» **Goal of the exercise**
Output the records. Match them exactly.

» **Given information**

◆ ◆ ◆ ◆ ◆

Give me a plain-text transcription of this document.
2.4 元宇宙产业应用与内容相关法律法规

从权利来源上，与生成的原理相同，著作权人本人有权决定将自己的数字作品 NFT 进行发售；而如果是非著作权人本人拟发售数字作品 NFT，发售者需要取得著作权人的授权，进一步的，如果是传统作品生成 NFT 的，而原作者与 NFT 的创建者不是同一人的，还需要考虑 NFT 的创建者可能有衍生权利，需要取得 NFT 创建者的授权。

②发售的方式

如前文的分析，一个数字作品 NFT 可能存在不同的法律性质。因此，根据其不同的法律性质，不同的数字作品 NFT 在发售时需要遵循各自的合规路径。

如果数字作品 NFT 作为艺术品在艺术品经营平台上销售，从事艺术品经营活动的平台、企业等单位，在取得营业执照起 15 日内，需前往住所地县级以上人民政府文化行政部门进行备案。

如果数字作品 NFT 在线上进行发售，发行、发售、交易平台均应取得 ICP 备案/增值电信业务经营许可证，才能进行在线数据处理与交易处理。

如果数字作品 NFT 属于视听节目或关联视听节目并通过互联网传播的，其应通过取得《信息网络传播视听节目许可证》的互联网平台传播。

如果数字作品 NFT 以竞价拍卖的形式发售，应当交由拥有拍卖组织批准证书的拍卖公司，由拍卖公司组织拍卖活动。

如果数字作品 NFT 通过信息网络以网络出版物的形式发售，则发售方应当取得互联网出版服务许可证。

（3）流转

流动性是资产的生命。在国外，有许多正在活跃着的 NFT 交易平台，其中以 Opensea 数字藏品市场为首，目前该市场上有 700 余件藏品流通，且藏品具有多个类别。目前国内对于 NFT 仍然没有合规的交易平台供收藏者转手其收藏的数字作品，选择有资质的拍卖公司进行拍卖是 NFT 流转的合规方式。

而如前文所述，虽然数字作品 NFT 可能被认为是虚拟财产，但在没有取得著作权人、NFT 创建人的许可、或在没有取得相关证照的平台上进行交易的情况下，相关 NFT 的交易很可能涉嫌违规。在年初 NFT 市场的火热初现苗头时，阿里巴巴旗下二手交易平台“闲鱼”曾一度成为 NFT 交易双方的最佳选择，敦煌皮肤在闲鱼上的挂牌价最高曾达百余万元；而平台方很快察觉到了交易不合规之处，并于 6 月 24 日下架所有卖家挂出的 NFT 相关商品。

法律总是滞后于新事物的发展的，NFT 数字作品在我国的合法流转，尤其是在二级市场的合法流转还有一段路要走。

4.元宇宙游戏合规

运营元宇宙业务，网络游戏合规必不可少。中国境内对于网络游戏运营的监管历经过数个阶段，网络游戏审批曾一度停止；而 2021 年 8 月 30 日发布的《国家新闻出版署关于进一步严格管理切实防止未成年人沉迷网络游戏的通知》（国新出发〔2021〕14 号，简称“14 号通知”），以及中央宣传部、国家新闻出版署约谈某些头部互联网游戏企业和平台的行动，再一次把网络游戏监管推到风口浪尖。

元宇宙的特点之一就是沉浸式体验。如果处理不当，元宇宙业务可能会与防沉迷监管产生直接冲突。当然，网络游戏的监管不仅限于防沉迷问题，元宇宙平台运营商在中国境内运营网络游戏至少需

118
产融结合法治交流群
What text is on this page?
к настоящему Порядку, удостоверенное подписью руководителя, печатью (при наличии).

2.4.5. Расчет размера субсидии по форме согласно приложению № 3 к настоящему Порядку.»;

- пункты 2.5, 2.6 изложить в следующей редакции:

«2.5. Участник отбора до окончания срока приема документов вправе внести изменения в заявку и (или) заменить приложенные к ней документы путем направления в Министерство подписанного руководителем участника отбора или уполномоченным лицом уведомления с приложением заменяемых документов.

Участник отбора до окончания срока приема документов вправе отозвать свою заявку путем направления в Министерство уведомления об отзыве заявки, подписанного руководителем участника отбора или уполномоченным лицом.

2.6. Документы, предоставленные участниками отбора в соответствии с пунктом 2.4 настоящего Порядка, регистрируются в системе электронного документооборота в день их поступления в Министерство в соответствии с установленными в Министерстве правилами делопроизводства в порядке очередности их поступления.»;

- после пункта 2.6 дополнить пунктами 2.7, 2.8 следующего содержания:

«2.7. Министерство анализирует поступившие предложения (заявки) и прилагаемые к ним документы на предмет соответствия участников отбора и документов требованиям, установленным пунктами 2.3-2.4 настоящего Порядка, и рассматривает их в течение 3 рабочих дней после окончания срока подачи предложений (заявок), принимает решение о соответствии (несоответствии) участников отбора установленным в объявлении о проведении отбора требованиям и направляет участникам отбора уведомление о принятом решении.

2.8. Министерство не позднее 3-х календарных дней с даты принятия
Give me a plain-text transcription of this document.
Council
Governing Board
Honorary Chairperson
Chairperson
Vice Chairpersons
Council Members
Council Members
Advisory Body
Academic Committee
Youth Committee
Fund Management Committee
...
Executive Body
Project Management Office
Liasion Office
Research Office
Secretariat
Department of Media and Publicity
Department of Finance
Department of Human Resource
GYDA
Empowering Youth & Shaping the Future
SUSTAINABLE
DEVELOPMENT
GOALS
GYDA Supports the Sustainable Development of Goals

◆ ◆ ◆ ◆ ◆

» **Exercise output**
Give me a plain-text transcription of this document.
2.4 元宇宙产业应用与内容相关法律法规

从权利来源上，与生成的原理相同，著作权人本人有权决定将自己的数字作品 NFT 进行发售；而如果是非著作权人本人拟发售数字作品 NFT，发售者需要取得著作权人的授权，进一步的，如果是传统作品生成 NFT 的，而原作者与 NFT 的创建者不是同一人的，还需要考虑 NFT 的创建者可能有衍生权利，需要取得 NFT 创建者的授权。

②发售的方式

如前文的分析，一个数字作品 NFT 可能存在不同的法律性质。因此，根据其不同的法律性质，不同的数字作品 NFT 在发售时需要遵循各自的合规路径。

如果数字作品 NFT 作为艺术品在艺术品经营平台上销售，从事艺术品经营活动的平台、企业等单位，在取得营业执照起 15 日内，需前往住所地县级以上人民政府文化行政部门进行备案。

如果数字作品 NFT 在线上进行发售，发行、发售、交易平台均应取得 ICP 备案/增值电信业务经营许可证，才能进行在线数据处理与交易处理。

如果数字作品 NFT 属于视听节目或关联视听节目并通过互联网传播的，其应通过取得《信息网络传播视听节目许可证》的互联网平台传播。

如果数字作品 NFT 以竞价拍卖的形式发售，应当交由拥有拍卖组织批准证书的拍卖公司，由拍卖公司组织拍卖活动。

如果数字作品 NFT 通过信息网络以网络出版物的形式发售，则发售方应当取得互联网出版服务许可证。

（3）流转

流动性是资产的生命。在国外，有许多正在活跃着的 NFT 交易平台，其中以 Opensea 数字藏品市场为首，目前该市场上有 700 余件藏品流通，且藏品具有多个类别。目前国内对于 NFT 仍然没有合规的交易平台供收藏者转手其收藏的数字作品，选择有资质的拍卖公司进行拍卖是 NFT 流转的合规方式。

而如前文所述，虽然数字作品 NFT 可能被认为是虚拟财产，但在没有取得著作权人、NFT 创建人的许可、或在没有取得相关证照的平台上进行交易的情况下，相关 NFT 的交易很可能涉嫌违规。在年初 NFT 市场的火热初现苗头时，阿里巴巴旗下二手交易平台“闲鱼”曾一度成为 NFT 交易双方的最佳选择，敦煌皮肤在闲鱼上的挂牌价最高曾达百余万元；而平台方很快察觉到了交易不合规之处，并于 6 月 24 日下架所有卖家挂出的 NFT 相关商品。

法律总是滞后于新事物的发展的，NFT 数字作品在我国的合法流转，尤其是在二级市场的合法流转还有一段路要走。

4.元宇宙游戏合规

运营元宇宙业务，网络游戏合规必不可少。中国境内对于网络游戏运营的监管历经过数个阶段，网络游戏审批曾一度停止；而 2021 年 8 月 30 日发布的《国家新闻出版署关于进一步严格管理切实防止未成年人沉迷网络游戏的通知》（国新出发〔2021〕14 号，简称“14 号通知”），以及中央宣传部、国家新闻出版署约谈某些头部互联网游戏企业和平台的行动，再一次把网络游戏监管推到风口浪尖。

元宇宙的特点之一就是沉浸式体验。如果处理不当，元宇宙业务可能会与防沉迷监管产生直接冲突。当然，网络游戏的监管不仅限于防沉迷问题，元宇宙平台运营商在中国境内运营网络游戏至少需

118
产融结合法治交流群
What text is on this page?
к настоящему Порядку, удостоверенное подписью руководителя, печатью (при наличии).

2.4.5. Расчет размера субсидии по форме согласно приложению № 3 к настоящему Порядку.»;

- пункты 2.5, 2.6 изложить в следующей редакции:

«2.5. Участник отбора до окончания срока приема документов вправе внести изменения в заявку и (или) заменить приложенные к ней документы путем направления в Министерство подписанного руководителем участника отбора или уполномоченным лицом уведомления с приложением заменяемых документов.

Участник отбора до окончания срока приема документов вправе отозвать свою заявку путем направления в Министерство уведомления об отзыве заявки, подписанного руководителем участника отбора или уполномоченным лицом.

2.6. Документы, предоставленные участниками отбора в соответствии с пунктом 2.4 настоящего Порядка, регистрируются в системе электронного документооборота в день их поступления в Министерство в соответствии с установленными в Министерстве правилами делопроизводства в порядке очередности их поступления.»;

- после пункта 2.6 дополнить пунктами 2.7, 2.8 следующего содержания:

«2.7. Министерство анализирует поступившие предложения (заявки) и прилагаемые к ним документы на предмет соответствия участников отбора и документов требованиям, установленным пунктами 2.3-2.4 настоящего Порядка, и рассматривает их в течение 3 рабочих дней после окончания срока подачи предложений (заявок), принимает решение о соответствии (несоответствии) участников отбора установленным в объявлении о проведении отбора требованиям и направляет участникам отбора уведомление о принятом решении.

2.8. Министерство не позднее 3-х календарных дней с даты принятия
Give me a plain-text transcription of this document.
Council
Governing Board
Honorary Chairperson
Chairperson
Vice Chairpersons
Council Members
Council Members
Advisory Body
Academic Committee
Youth Committee
Fund Management Committee
...
Executive Body
Project Management Office
Liasion Office
Research Office
Secretariat
Department of Media and Publicity
Department of Finance
Department of Human Resource
GYDA
Empowering Youth & Shaping the Future
SUSTAINABLE
DEVELOPMENT
GOALS
GYDA Supports the Sustainable Development of Goals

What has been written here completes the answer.